====== DATA FOR THIS EXERCISE ======

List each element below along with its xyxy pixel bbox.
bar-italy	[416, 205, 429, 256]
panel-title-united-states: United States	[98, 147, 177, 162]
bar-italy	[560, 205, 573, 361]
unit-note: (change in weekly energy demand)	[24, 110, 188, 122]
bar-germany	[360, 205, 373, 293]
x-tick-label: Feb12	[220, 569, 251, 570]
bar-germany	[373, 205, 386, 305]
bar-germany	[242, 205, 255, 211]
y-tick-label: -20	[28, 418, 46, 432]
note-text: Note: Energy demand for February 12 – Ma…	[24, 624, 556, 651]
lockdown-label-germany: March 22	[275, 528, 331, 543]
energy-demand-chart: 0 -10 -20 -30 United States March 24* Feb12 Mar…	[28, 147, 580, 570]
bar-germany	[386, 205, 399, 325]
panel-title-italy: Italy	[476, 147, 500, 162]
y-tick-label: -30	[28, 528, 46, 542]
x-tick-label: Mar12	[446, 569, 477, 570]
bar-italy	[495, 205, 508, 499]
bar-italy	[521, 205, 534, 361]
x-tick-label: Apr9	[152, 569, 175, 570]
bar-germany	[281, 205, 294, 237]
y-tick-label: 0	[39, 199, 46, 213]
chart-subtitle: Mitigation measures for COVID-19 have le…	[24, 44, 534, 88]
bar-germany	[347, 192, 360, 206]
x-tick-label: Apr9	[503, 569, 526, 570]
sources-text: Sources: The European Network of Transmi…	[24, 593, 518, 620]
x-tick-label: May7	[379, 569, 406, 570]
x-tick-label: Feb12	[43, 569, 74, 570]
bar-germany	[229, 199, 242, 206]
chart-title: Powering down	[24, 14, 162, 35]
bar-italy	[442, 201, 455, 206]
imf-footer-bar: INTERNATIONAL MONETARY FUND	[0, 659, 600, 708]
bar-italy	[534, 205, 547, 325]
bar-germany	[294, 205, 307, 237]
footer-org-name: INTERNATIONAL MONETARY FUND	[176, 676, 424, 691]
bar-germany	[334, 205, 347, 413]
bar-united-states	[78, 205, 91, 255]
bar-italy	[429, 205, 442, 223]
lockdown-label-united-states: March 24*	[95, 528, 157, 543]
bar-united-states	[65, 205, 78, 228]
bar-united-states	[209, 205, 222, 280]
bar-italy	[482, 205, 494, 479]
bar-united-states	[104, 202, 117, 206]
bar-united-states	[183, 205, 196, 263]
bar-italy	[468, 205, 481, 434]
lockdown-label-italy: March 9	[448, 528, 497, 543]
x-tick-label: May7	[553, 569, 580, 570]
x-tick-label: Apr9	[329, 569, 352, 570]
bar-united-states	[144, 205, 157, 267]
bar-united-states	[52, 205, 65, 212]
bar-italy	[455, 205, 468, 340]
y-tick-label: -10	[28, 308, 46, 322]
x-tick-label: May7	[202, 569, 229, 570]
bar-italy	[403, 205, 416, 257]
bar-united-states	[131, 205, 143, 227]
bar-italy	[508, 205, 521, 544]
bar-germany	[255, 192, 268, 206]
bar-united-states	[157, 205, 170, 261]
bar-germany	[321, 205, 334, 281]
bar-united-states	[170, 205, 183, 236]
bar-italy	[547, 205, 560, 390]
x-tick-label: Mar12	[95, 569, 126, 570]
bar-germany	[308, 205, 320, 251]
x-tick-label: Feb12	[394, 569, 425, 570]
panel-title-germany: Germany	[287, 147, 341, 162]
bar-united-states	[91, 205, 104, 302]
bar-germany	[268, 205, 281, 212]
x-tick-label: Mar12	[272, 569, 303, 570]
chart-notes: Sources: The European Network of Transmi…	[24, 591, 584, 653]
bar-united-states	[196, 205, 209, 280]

======

• **STATED PROBLEM**: Gather every line of the records that contains the string "demand", and copy each one out. Case counts.

• **EXPECTED OUTPUT**:
unit-note: (change in weekly energy demand)	[24, 110, 188, 122]
note-text: Note: Energy demand for February 12 – Ma…	[24, 624, 556, 651]
energy-demand-chart: 0 -10 -20 -30 United States March 24* Feb12 Mar…	[28, 147, 580, 570]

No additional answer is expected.